— BEGIN DATA PROVIDED —
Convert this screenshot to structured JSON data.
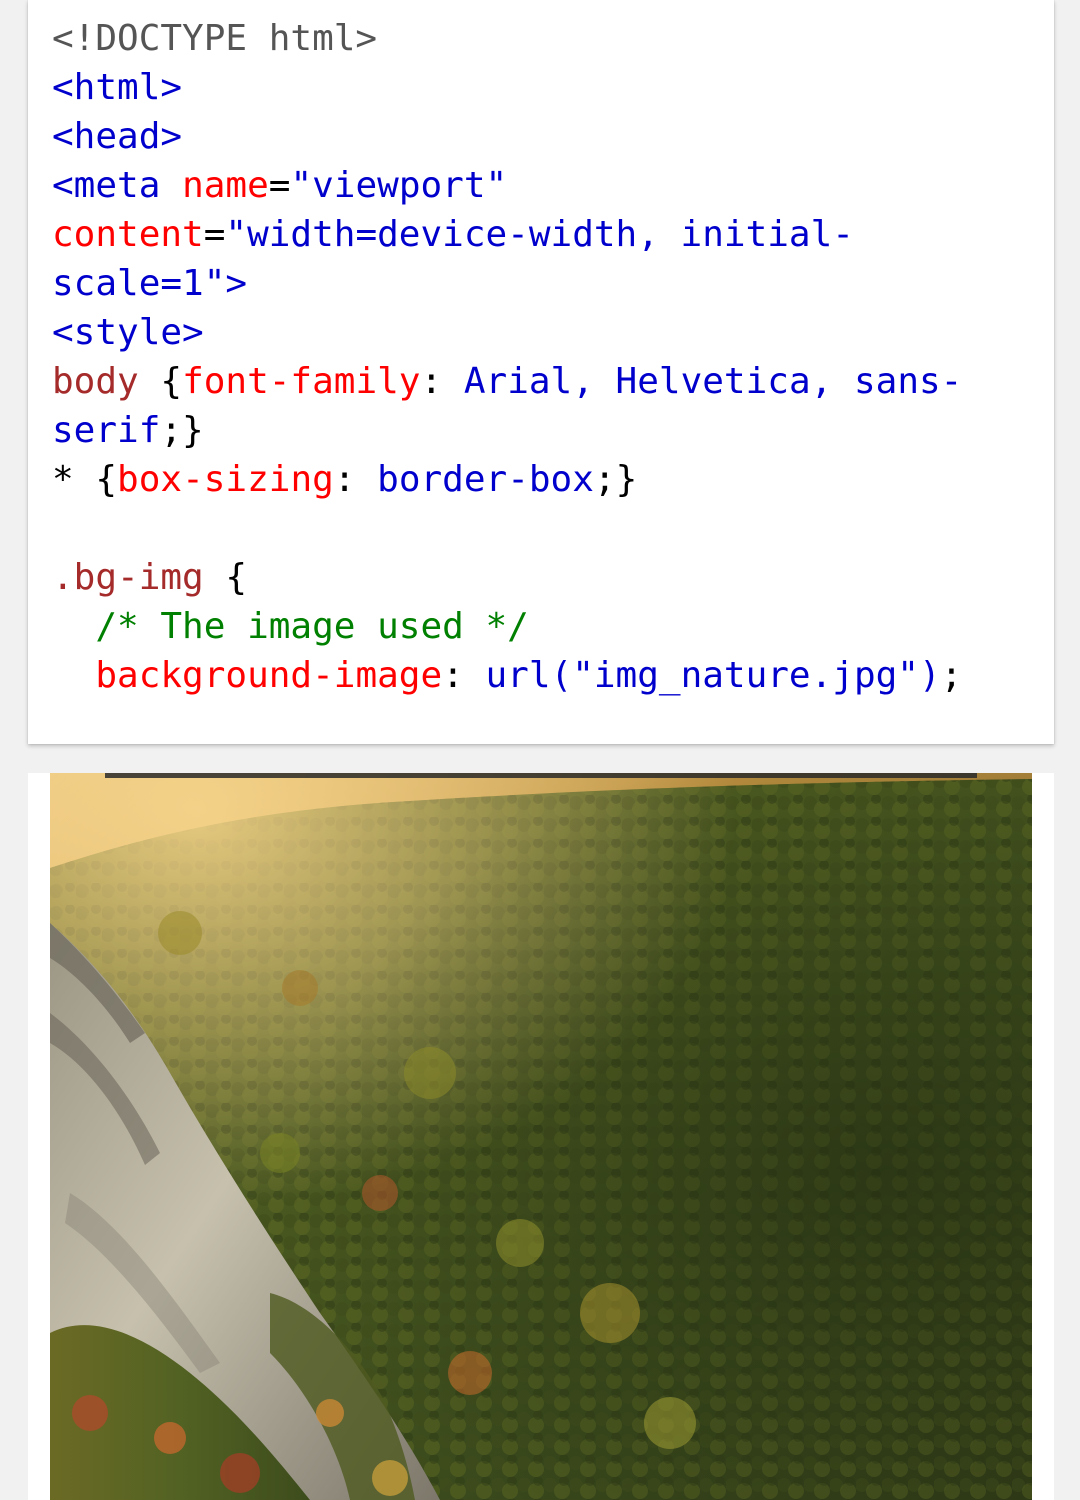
{
  "code_example": {
    "lines": [
      [
        {
          "t": "<!DOCTYPE html>",
          "c": "doctype"
        }
      ],
      [
        {
          "t": "<html>",
          "c": "tag"
        }
      ],
      [
        {
          "t": "<head>",
          "c": "tag"
        }
      ],
      [
        {
          "t": "<meta",
          "c": "tag"
        },
        {
          "t": " ",
          "c": "plain"
        },
        {
          "t": "name",
          "c": "attr"
        },
        {
          "t": "=",
          "c": "punct"
        },
        {
          "t": "\"viewport\"",
          "c": "val"
        }
      ],
      [
        {
          "t": "content",
          "c": "attr"
        },
        {
          "t": "=",
          "c": "punct"
        },
        {
          "t": "\"width=device-width, initial-",
          "c": "val"
        }
      ],
      [
        {
          "t": "scale=1\"",
          "c": "val"
        },
        {
          "t": ">",
          "c": "tag"
        }
      ],
      [
        {
          "t": "<style>",
          "c": "tag"
        }
      ],
      [
        {
          "t": "body",
          "c": "sel"
        },
        {
          "t": " {",
          "c": "punct"
        },
        {
          "t": "font-family",
          "c": "prop"
        },
        {
          "t": ": ",
          "c": "punct"
        },
        {
          "t": "Arial, Helvetica, sans-",
          "c": "val"
        }
      ],
      [
        {
          "t": "serif",
          "c": "val"
        },
        {
          "t": ";}",
          "c": "punct"
        }
      ],
      [
        {
          "t": "* ",
          "c": "punct"
        },
        {
          "t": "{",
          "c": "punct"
        },
        {
          "t": "box-sizing",
          "c": "prop"
        },
        {
          "t": ": ",
          "c": "punct"
        },
        {
          "t": "border-box",
          "c": "val"
        },
        {
          "t": ";}",
          "c": "punct"
        }
      ],
      [
        {
          "t": "",
          "c": "plain"
        }
      ],
      [
        {
          "t": ".bg-img",
          "c": "sel"
        },
        {
          "t": " {",
          "c": "punct"
        }
      ],
      [
        {
          "t": "  ",
          "c": "plain"
        },
        {
          "t": "/* The image used */",
          "c": "comment"
        }
      ],
      [
        {
          "t": "  ",
          "c": "plain"
        },
        {
          "t": "background-image",
          "c": "prop"
        },
        {
          "t": ": ",
          "c": "punct"
        },
        {
          "t": "url(\"img_nature.jpg\")",
          "c": "val"
        },
        {
          "t": ";",
          "c": "punct"
        }
      ]
    ]
  },
  "result_image": {
    "subject": "mountain-forest-photo"
  },
  "colors": {
    "tag": "#0000cd",
    "attribute": "#ff0000",
    "value": "#0000cd",
    "selector": "#a52a2a",
    "comment": "#008000",
    "background": "#f1f1f1",
    "card": "#ffffff"
  }
}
— END DATA PROVIDED —
▸ PROBLEM DESCRIPTION
Extract the text of all the records above verbatim, excluding pictures.

▸ PROBLEM SOLUTION
Convert this screenshot to structured JSON data.
{
  "code_example": {
    "lines": [
      [
        {
          "t": "<!DOCTYPE html>",
          "c": "doctype"
        }
      ],
      [
        {
          "t": "<html>",
          "c": "tag"
        }
      ],
      [
        {
          "t": "<head>",
          "c": "tag"
        }
      ],
      [
        {
          "t": "<meta",
          "c": "tag"
        },
        {
          "t": " ",
          "c": "plain"
        },
        {
          "t": "name",
          "c": "attr"
        },
        {
          "t": "=",
          "c": "punct"
        },
        {
          "t": "\"viewport\"",
          "c": "val"
        }
      ],
      [
        {
          "t": "content",
          "c": "attr"
        },
        {
          "t": "=",
          "c": "punct"
        },
        {
          "t": "\"width=device-width, initial-",
          "c": "val"
        }
      ],
      [
        {
          "t": "scale=1\"",
          "c": "val"
        },
        {
          "t": ">",
          "c": "tag"
        }
      ],
      [
        {
          "t": "<style>",
          "c": "tag"
        }
      ],
      [
        {
          "t": "body",
          "c": "sel"
        },
        {
          "t": " {",
          "c": "punct"
        },
        {
          "t": "font-family",
          "c": "prop"
        },
        {
          "t": ": ",
          "c": "punct"
        },
        {
          "t": "Arial, Helvetica, sans-",
          "c": "val"
        }
      ],
      [
        {
          "t": "serif",
          "c": "val"
        },
        {
          "t": ";}",
          "c": "punct"
        }
      ],
      [
        {
          "t": "* ",
          "c": "punct"
        },
        {
          "t": "{",
          "c": "punct"
        },
        {
          "t": "box-sizing",
          "c": "prop"
        },
        {
          "t": ": ",
          "c": "punct"
        },
        {
          "t": "border-box",
          "c": "val"
        },
        {
          "t": ";}",
          "c": "punct"
        }
      ],
      [
        {
          "t": "",
          "c": "plain"
        }
      ],
      [
        {
          "t": ".bg-img",
          "c": "sel"
        },
        {
          "t": " {",
          "c": "punct"
        }
      ],
      [
        {
          "t": "  ",
          "c": "plain"
        },
        {
          "t": "/* The image used */",
          "c": "comment"
        }
      ],
      [
        {
          "t": "  ",
          "c": "plain"
        },
        {
          "t": "background-image",
          "c": "prop"
        },
        {
          "t": ": ",
          "c": "punct"
        },
        {
          "t": "url(\"img_nature.jpg\")",
          "c": "val"
        },
        {
          "t": ";",
          "c": "punct"
        }
      ]
    ]
  },
  "result_image": {
    "subject": "mountain-forest-photo"
  },
  "colors": {
    "tag": "#0000cd",
    "attribute": "#ff0000",
    "value": "#0000cd",
    "selector": "#a52a2a",
    "comment": "#008000",
    "background": "#f1f1f1",
    "card": "#ffffff"
  }
}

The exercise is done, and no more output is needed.